Goal
Extract every record, exactly as written, and ignore the pictures.

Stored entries
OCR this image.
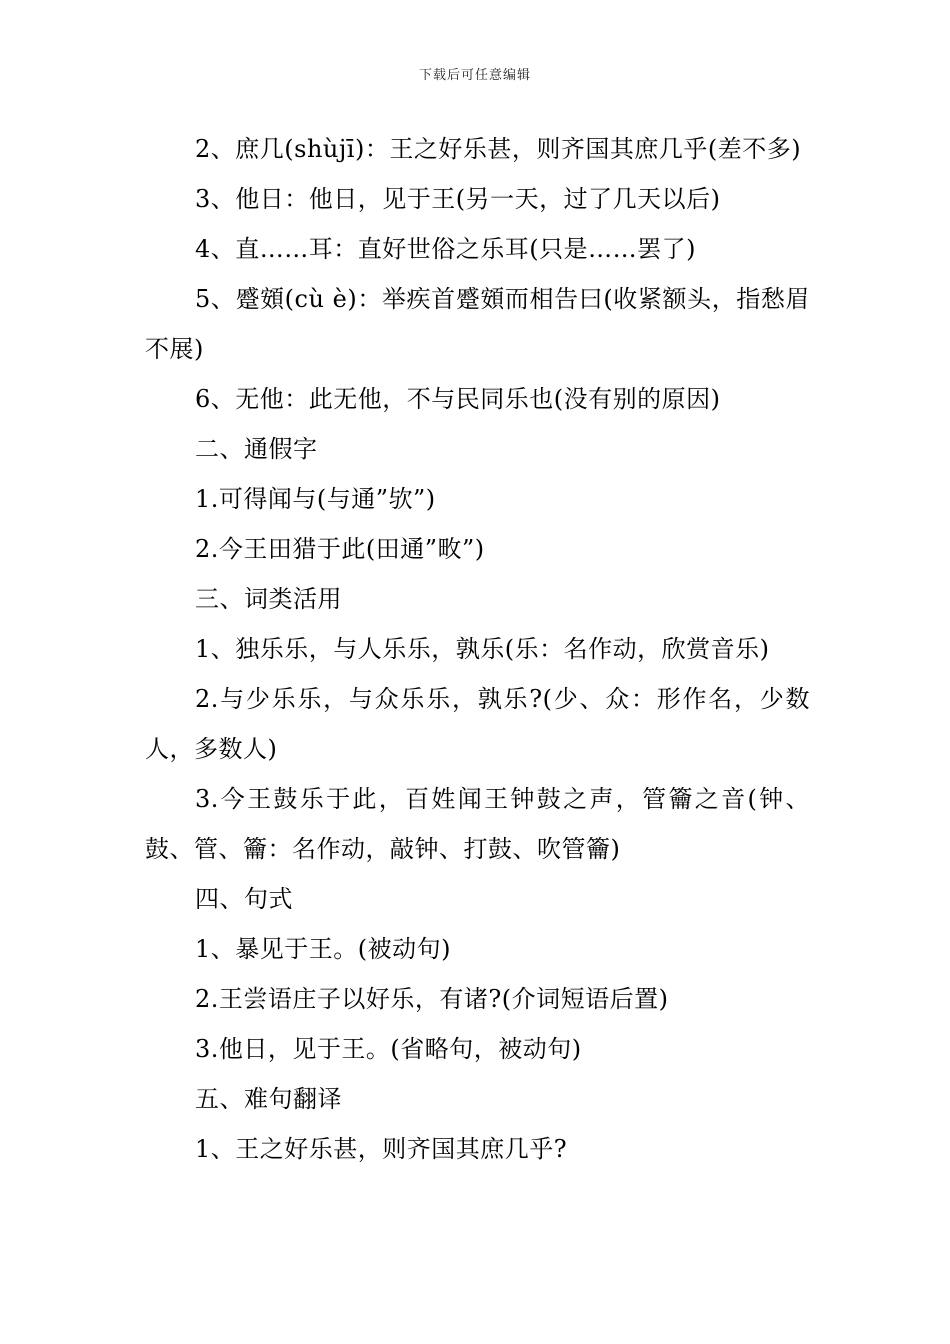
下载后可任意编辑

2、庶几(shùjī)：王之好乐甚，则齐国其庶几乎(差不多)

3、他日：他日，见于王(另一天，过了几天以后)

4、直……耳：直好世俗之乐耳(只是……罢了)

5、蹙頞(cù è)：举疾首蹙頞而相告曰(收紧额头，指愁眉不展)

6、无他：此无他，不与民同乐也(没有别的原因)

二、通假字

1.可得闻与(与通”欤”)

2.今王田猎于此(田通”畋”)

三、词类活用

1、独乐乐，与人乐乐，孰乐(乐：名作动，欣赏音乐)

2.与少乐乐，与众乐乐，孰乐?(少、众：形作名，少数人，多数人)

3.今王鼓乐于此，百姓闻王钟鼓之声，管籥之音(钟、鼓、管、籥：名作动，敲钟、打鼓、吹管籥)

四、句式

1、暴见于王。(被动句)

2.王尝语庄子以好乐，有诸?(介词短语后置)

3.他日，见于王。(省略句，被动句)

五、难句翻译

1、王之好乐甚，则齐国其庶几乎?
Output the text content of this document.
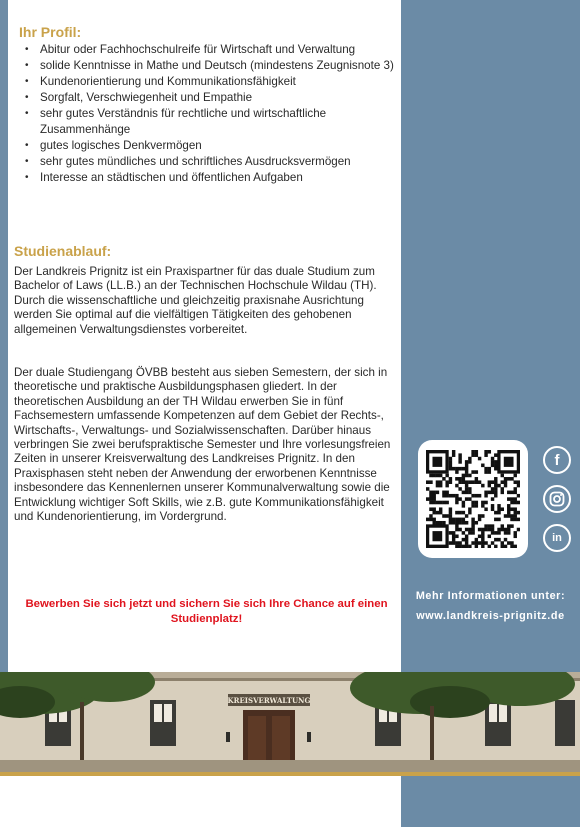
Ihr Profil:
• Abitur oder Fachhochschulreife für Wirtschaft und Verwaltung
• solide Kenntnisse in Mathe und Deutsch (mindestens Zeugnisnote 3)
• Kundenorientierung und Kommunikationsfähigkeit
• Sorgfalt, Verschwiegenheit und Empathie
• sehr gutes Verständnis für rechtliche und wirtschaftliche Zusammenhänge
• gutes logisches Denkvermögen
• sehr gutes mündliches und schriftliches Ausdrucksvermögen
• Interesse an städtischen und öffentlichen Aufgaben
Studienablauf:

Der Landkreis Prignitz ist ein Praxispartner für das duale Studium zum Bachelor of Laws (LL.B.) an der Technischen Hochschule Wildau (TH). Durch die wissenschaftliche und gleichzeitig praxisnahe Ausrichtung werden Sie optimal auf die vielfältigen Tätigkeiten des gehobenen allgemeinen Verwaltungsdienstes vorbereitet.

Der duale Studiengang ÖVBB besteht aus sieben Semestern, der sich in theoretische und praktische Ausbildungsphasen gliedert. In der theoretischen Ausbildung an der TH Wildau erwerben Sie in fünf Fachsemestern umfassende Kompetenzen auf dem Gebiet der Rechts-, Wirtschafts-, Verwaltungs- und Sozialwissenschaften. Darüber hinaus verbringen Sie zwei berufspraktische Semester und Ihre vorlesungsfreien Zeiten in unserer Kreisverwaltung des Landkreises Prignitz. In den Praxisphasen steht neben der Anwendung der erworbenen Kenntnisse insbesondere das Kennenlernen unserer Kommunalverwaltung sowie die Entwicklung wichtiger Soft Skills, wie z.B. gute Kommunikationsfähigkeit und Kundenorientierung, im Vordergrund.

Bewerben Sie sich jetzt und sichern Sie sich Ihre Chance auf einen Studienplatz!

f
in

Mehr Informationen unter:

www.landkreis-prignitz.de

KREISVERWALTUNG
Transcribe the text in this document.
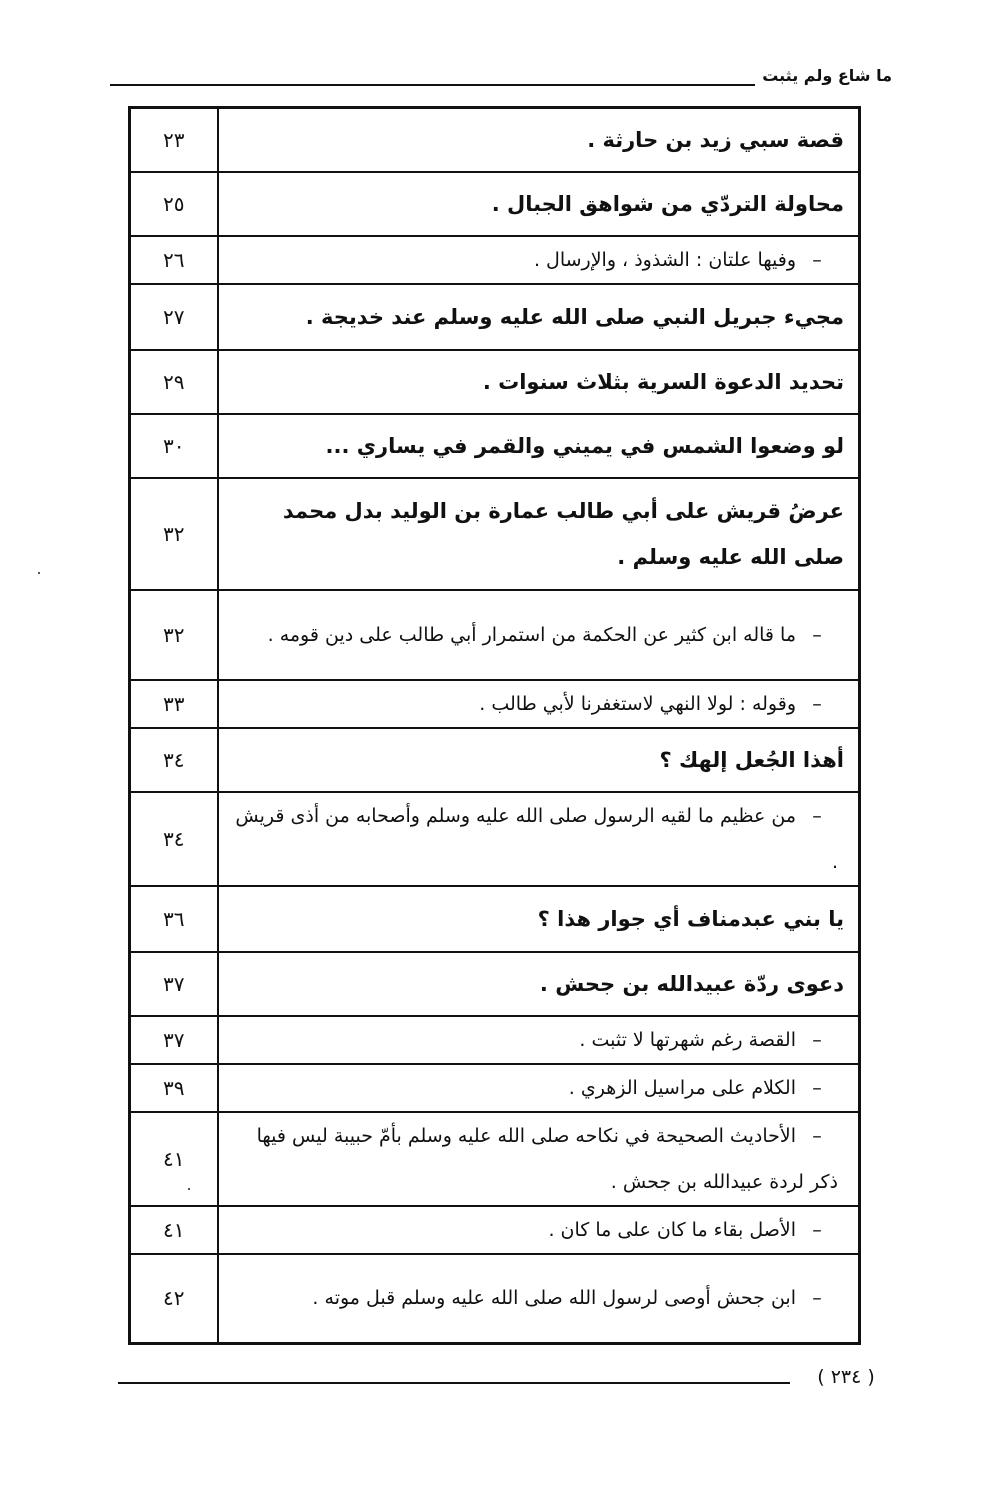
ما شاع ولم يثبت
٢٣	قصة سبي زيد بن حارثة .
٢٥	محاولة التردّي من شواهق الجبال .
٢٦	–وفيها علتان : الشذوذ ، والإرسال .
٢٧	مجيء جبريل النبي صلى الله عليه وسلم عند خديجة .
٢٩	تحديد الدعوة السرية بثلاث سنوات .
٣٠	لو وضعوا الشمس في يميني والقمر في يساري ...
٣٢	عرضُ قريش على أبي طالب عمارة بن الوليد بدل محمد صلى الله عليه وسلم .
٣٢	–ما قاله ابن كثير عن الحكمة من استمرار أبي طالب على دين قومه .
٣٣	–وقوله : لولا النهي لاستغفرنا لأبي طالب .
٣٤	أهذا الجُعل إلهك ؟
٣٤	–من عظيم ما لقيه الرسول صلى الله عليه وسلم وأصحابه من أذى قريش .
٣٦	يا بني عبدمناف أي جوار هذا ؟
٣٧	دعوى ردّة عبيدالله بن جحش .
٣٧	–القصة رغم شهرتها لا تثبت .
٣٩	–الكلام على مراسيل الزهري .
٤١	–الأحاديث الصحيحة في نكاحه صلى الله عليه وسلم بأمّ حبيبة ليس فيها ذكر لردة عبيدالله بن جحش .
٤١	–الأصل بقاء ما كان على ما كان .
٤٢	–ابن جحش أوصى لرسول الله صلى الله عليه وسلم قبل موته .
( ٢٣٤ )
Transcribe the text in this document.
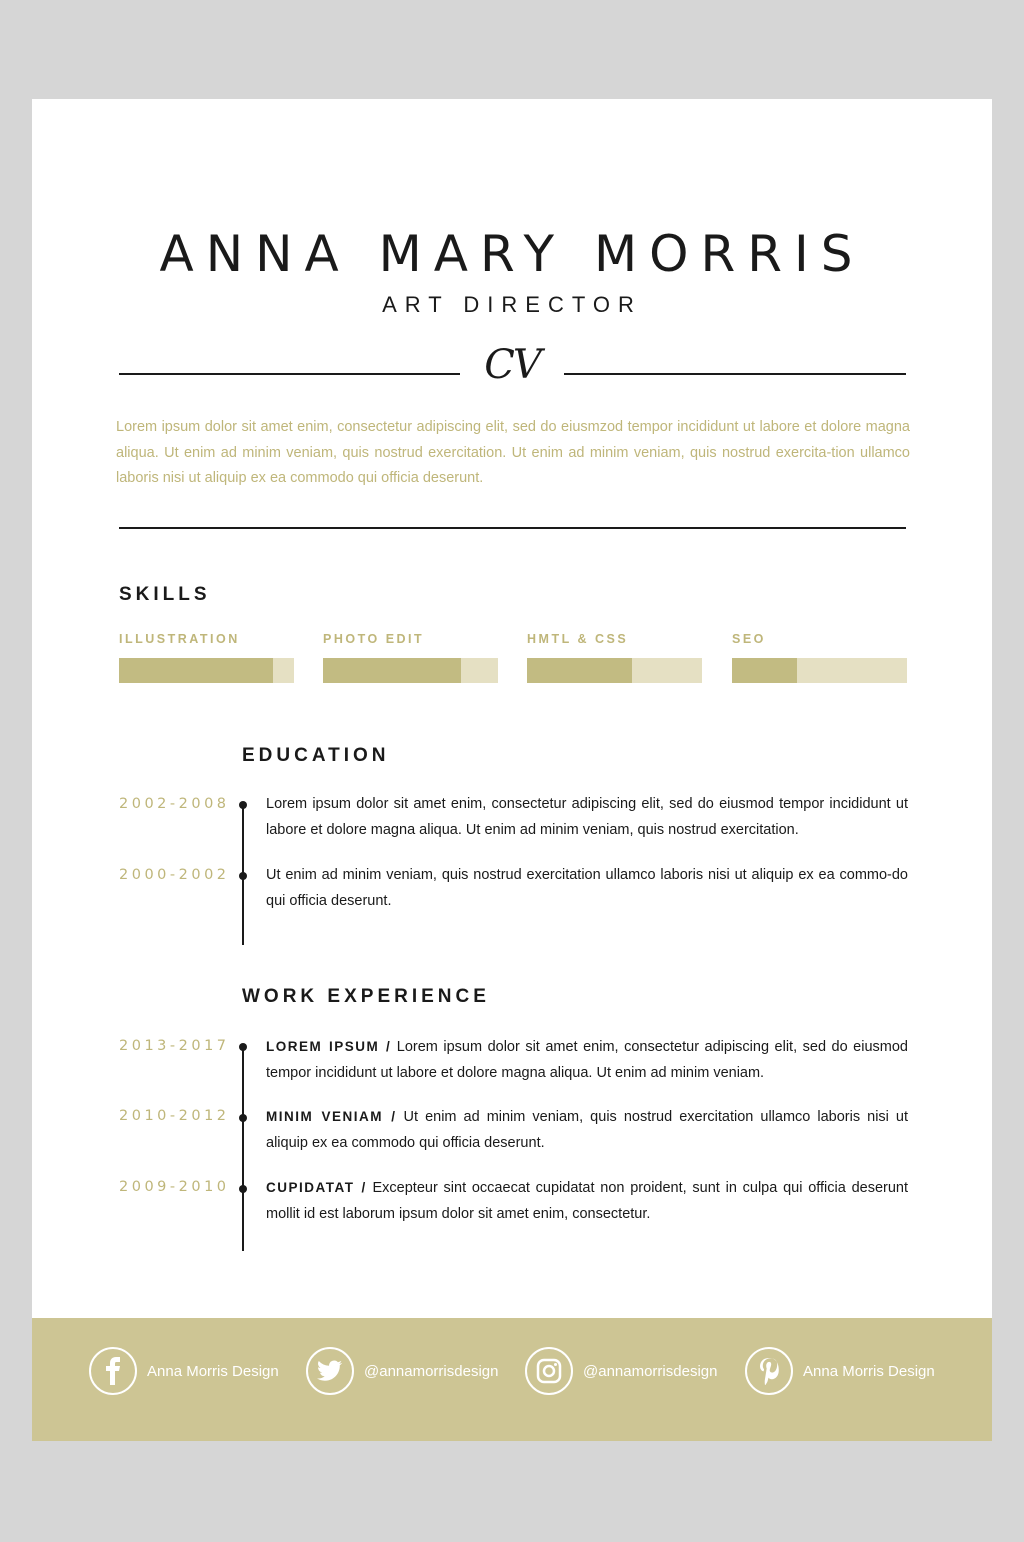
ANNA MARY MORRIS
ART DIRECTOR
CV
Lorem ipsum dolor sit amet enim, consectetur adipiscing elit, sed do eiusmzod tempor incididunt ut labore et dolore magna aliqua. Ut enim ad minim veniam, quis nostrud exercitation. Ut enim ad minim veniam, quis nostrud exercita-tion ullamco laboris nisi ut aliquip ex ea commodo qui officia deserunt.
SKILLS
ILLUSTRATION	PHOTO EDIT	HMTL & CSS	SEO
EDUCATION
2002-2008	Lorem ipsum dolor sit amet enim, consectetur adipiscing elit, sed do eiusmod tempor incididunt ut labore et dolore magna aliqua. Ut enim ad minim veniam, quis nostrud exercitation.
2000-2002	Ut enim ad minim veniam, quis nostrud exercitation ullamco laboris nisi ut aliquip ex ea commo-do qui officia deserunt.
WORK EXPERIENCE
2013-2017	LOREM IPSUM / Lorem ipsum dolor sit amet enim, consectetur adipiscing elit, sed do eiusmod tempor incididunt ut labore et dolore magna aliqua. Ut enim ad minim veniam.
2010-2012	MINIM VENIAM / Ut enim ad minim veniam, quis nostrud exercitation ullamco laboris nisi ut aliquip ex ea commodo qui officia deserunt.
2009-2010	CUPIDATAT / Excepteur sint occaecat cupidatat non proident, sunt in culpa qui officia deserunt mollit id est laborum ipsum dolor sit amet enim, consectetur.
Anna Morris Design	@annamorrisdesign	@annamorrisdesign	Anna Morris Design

Solution to the problem
OCR this image.
下载后可任意编辑

2、庶几(shùjī)：王之好乐甚，则齐国其庶几乎(差不多)

3、他日：他日，见于王(另一天，过了几天以后)

4、直……耳：直好世俗之乐耳(只是……罢了)

5、蹙頞(cù è)：举疾首蹙頞而相告曰(收紧额头，指愁眉不展)

6、无他：此无他，不与民同乐也(没有别的原因)

二、通假字

1.可得闻与(与通”欤”)

2.今王田猎于此(田通”畋”)

三、词类活用

1、独乐乐，与人乐乐，孰乐(乐：名作动，欣赏音乐)

2.与少乐乐，与众乐乐，孰乐?(少、众：形作名，少数人，多数人)

3.今王鼓乐于此，百姓闻王钟鼓之声，管籥之音(钟、鼓、管、籥：名作动，敲钟、打鼓、吹管籥)

四、句式

1、暴见于王。(被动句)

2.王尝语庄子以好乐，有诸?(介词短语后置)

3.他日，见于王。(省略句，被动句)

五、难句翻译

1、王之好乐甚，则齐国其庶几乎?
Output the text content of this document.
Ihr Profil:
• Abitur oder Fachhochschulreife für Wirtschaft und Verwaltung
• solide Kenntnisse in Mathe und Deutsch (mindestens Zeugnisnote 3)
• Kundenorientierung und Kommunikationsfähigkeit
• Sorgfalt, Verschwiegenheit und Empathie
• sehr gutes Verständnis für rechtliche und wirtschaftliche Zusammenhänge
• gutes logisches Denkvermögen
• sehr gutes mündliches und schriftliches Ausdrucksvermögen
• Interesse an städtischen und öffentlichen Aufgaben
Studienablauf:

Der Landkreis Prignitz ist ein Praxispartner für das duale Studium zum Bachelor of Laws (LL.B.) an der Technischen Hochschule Wildau (TH). Durch die wissenschaftliche und gleichzeitig praxisnahe Ausrichtung werden Sie optimal auf die vielfältigen Tätigkeiten des gehobenen allgemeinen Verwaltungsdienstes vorbereitet.

Der duale Studiengang ÖVBB besteht aus sieben Semestern, der sich in theoretische und praktische Ausbildungsphasen gliedert. In der theoretischen Ausbildung an der TH Wildau erwerben Sie in fünf Fachsemestern umfassende Kompetenzen auf dem Gebiet der Rechts-, Wirtschafts-, Verwaltungs- und Sozialwissenschaften. Darüber hinaus verbringen Sie zwei berufspraktische Semester und Ihre vorlesungsfreien Zeiten in unserer Kreisverwaltung des Landkreises Prignitz. In den Praxisphasen steht neben der Anwendung der erworbenen Kenntnisse insbesondere das Kennenlernen unserer Kommunalverwaltung sowie die Entwicklung wichtiger Soft Skills, wie z.B. gute Kommunikationsfähigkeit und Kundenorientierung, im Vordergrund.

Bewerben Sie sich jetzt und sichern Sie sich Ihre Chance auf einen Studienplatz!

f
in

Mehr Informationen unter:

www.landkreis-prignitz.de

KREISVERWALTUNG
Transcribe the text in this document.
ما شاع ولم يثبت
٢٣	قصة سبي زيد بن حارثة .
٢٥	محاولة التردّي من شواهق الجبال .
٢٦	–وفيها علتان : الشذوذ ، والإرسال .
٢٧	مجيء جبريل النبي صلى الله عليه وسلم عند خديجة .
٢٩	تحديد الدعوة السرية بثلاث سنوات .
٣٠	لو وضعوا الشمس في يميني والقمر في يساري ...
٣٢	عرضُ قريش على أبي طالب عمارة بن الوليد بدل محمد صلى الله عليه وسلم .
٣٢	–ما قاله ابن كثير عن الحكمة من استمرار أبي طالب على دين قومه .
٣٣	–وقوله : لولا النهي لاستغفرنا لأبي طالب .
٣٤	أهذا الجُعل إلهك ؟
٣٤	–من عظيم ما لقيه الرسول صلى الله عليه وسلم وأصحابه من أذى قريش .
٣٦	يا بني عبدمناف أي جوار هذا ؟
٣٧	دعوى ردّة عبيدالله بن جحش .
٣٧	–القصة رغم شهرتها لا تثبت .
٣٩	–الكلام على مراسيل الزهري .
٤١	–الأحاديث الصحيحة في نكاحه صلى الله عليه وسلم بأمّ حبيبة ليس فيها ذكر لردة عبيدالله بن جحش .
٤١	–الأصل بقاء ما كان على ما كان .
٤٢	–ابن جحش أوصى لرسول الله صلى الله عليه وسلم قبل موته .
( ٢٣٤ )
Transcribe the text in this document.
ANNA MARY MORRIS
ART DIRECTOR
CV
Lorem ipsum dolor sit amet enim, consectetur adipiscing elit, sed do eiusmzod tempor incididunt ut labore et dolore magna aliqua. Ut enim ad minim veniam, quis nostrud exercitation. Ut enim ad minim veniam, quis nostrud exercita-tion ullamco laboris nisi ut aliquip ex ea commodo qui officia deserunt.
SKILLS
ILLUSTRATION	PHOTO EDIT	HMTL & CSS	SEO
EDUCATION
2002-2008	Lorem ipsum dolor sit amet enim, consectetur adipiscing elit, sed do eiusmod tempor incididunt ut labore et dolore magna aliqua. Ut enim ad minim veniam, quis nostrud exercitation.
2000-2002	Ut enim ad minim veniam, quis nostrud exercitation ullamco laboris nisi ut aliquip ex ea commo-do qui officia deserunt.
WORK EXPERIENCE
2013-2017	LOREM IPSUM / Lorem ipsum dolor sit amet enim, consectetur adipiscing elit, sed do eiusmod tempor incididunt ut labore et dolore magna aliqua. Ut enim ad minim veniam.
2010-2012	MINIM VENIAM / Ut enim ad minim veniam, quis nostrud exercitation ullamco laboris nisi ut aliquip ex ea commodo qui officia deserunt.
2009-2010	CUPIDATAT / Excepteur sint occaecat cupidatat non proident, sunt in culpa qui officia deserunt mollit id est laborum ipsum dolor sit amet enim, consectetur.
Anna Morris Design	@annamorrisdesign	@annamorrisdesign	Anna Morris Design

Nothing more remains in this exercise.